What is needed – Skip the pictures and quote all of the lines exactly.
------ Excerpted data ------
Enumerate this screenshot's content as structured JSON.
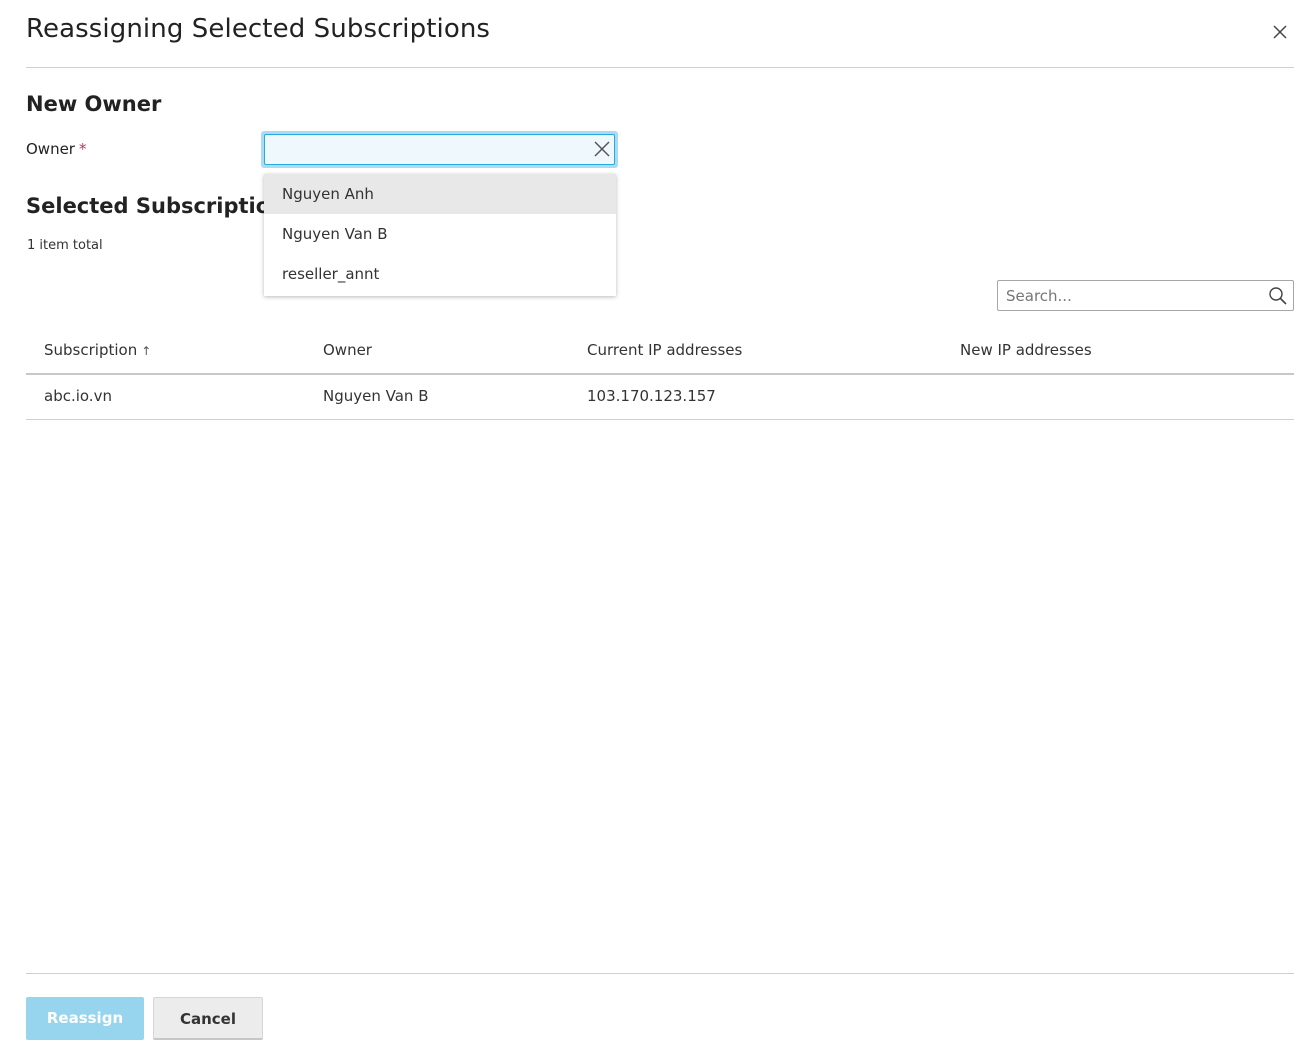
{
  "dialog": {
    "title": "Reassigning Selected Subscriptions"
  },
  "new_owner": {
    "heading": "New Owner",
    "owner_label": "Owner",
    "required_mark": "*",
    "owner_value": "",
    "dropdown_options": [
      "Nguyen Anh",
      "Nguyen Van B",
      "reseller_annt"
    ]
  },
  "selected_subscriptions": {
    "heading": "Selected Subscriptions",
    "item_total": "1 item total",
    "search_placeholder": "Search...",
    "columns": {
      "subscription": "Subscription",
      "sort_indicator": "↑",
      "owner": "Owner",
      "current_ip": "Current IP addresses",
      "new_ip": "New IP addresses"
    },
    "rows": [
      {
        "subscription": "abc.io.vn",
        "owner": "Nguyen Van B",
        "current_ip": "103.170.123.157",
        "new_ip": ""
      }
    ]
  },
  "footer": {
    "reassign_label": "Reassign",
    "cancel_label": "Cancel"
  },
  "colors": {
    "input_focus_border": "#28aade",
    "primary_button_disabled": "#97d4ee",
    "required_mark": "#d02c4e"
  },
  "icons": {
    "close": "close-icon",
    "clear": "clear-icon",
    "search": "search-icon"
  }
}
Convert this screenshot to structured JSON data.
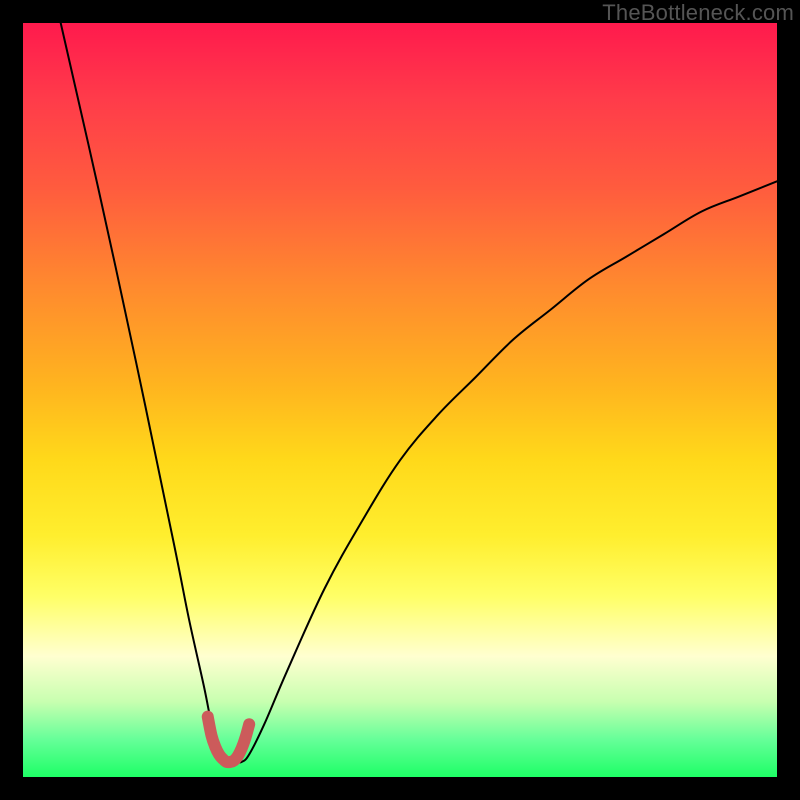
{
  "watermark": "TheBottleneck.com",
  "chart_data": {
    "type": "line",
    "title": "",
    "xlabel": "",
    "ylabel": "",
    "xlim": [
      0,
      100
    ],
    "ylim": [
      0,
      100
    ],
    "series": [
      {
        "name": "bottleneck-curve",
        "x": [
          5,
          10,
          15,
          20,
          22,
          24,
          25,
          26,
          27,
          28,
          29,
          30,
          32,
          35,
          40,
          45,
          50,
          55,
          60,
          65,
          70,
          75,
          80,
          85,
          90,
          95,
          100
        ],
        "values": [
          100,
          78,
          55,
          31,
          21,
          12,
          7,
          3,
          2,
          2,
          2,
          3,
          7,
          14,
          25,
          34,
          42,
          48,
          53,
          58,
          62,
          66,
          69,
          72,
          75,
          77,
          79
        ],
        "color": "#000000",
        "line_width": 2
      },
      {
        "name": "bottleneck-minimum-highlight",
        "x": [
          24.5,
          25,
          25.5,
          26,
          26.5,
          27,
          27.5,
          28,
          28.5,
          29,
          29.5,
          30
        ],
        "values": [
          8,
          5.5,
          4,
          3,
          2.4,
          2,
          2,
          2.2,
          2.8,
          3.8,
          5.2,
          7
        ],
        "color": "#cc5b5b",
        "line_width": 12
      }
    ],
    "gradient_stops": [
      {
        "pos": 0,
        "color": "#ff1a4d"
      },
      {
        "pos": 22,
        "color": "#ff5c3e"
      },
      {
        "pos": 48,
        "color": "#ffd91a"
      },
      {
        "pos": 76,
        "color": "#ffff66"
      },
      {
        "pos": 90,
        "color": "#c8ffb0"
      },
      {
        "pos": 100,
        "color": "#1eff66"
      }
    ]
  }
}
------
Right answer –
Enumerate this screenshot's content as structured JSON.
{
  "dialog": {
    "title": "Reassigning Selected Subscriptions"
  },
  "new_owner": {
    "heading": "New Owner",
    "owner_label": "Owner",
    "required_mark": "*",
    "owner_value": "",
    "dropdown_options": [
      "Nguyen Anh",
      "Nguyen Van B",
      "reseller_annt"
    ]
  },
  "selected_subscriptions": {
    "heading": "Selected Subscriptions",
    "item_total": "1 item total",
    "search_placeholder": "Search...",
    "columns": {
      "subscription": "Subscription",
      "sort_indicator": "↑",
      "owner": "Owner",
      "current_ip": "Current IP addresses",
      "new_ip": "New IP addresses"
    },
    "rows": [
      {
        "subscription": "abc.io.vn",
        "owner": "Nguyen Van B",
        "current_ip": "103.170.123.157",
        "new_ip": ""
      }
    ]
  },
  "footer": {
    "reassign_label": "Reassign",
    "cancel_label": "Cancel"
  },
  "colors": {
    "input_focus_border": "#28aade",
    "primary_button_disabled": "#97d4ee",
    "required_mark": "#d02c4e"
  },
  "icons": {
    "close": "close-icon",
    "clear": "clear-icon",
    "search": "search-icon"
  }
}
Convert this screenshot to structured JSON data.
{
  "watermark": "TheBottleneck.com",
  "chart_data": {
    "type": "line",
    "title": "",
    "xlabel": "",
    "ylabel": "",
    "xlim": [
      0,
      100
    ],
    "ylim": [
      0,
      100
    ],
    "series": [
      {
        "name": "bottleneck-curve",
        "x": [
          5,
          10,
          15,
          20,
          22,
          24,
          25,
          26,
          27,
          28,
          29,
          30,
          32,
          35,
          40,
          45,
          50,
          55,
          60,
          65,
          70,
          75,
          80,
          85,
          90,
          95,
          100
        ],
        "values": [
          100,
          78,
          55,
          31,
          21,
          12,
          7,
          3,
          2,
          2,
          2,
          3,
          7,
          14,
          25,
          34,
          42,
          48,
          53,
          58,
          62,
          66,
          69,
          72,
          75,
          77,
          79
        ],
        "color": "#000000",
        "line_width": 2
      },
      {
        "name": "bottleneck-minimum-highlight",
        "x": [
          24.5,
          25,
          25.5,
          26,
          26.5,
          27,
          27.5,
          28,
          28.5,
          29,
          29.5,
          30
        ],
        "values": [
          8,
          5.5,
          4,
          3,
          2.4,
          2,
          2,
          2.2,
          2.8,
          3.8,
          5.2,
          7
        ],
        "color": "#cc5b5b",
        "line_width": 12
      }
    ],
    "gradient_stops": [
      {
        "pos": 0,
        "color": "#ff1a4d"
      },
      {
        "pos": 22,
        "color": "#ff5c3e"
      },
      {
        "pos": 48,
        "color": "#ffd91a"
      },
      {
        "pos": 76,
        "color": "#ffff66"
      },
      {
        "pos": 90,
        "color": "#c8ffb0"
      },
      {
        "pos": 100,
        "color": "#1eff66"
      }
    ]
  }
}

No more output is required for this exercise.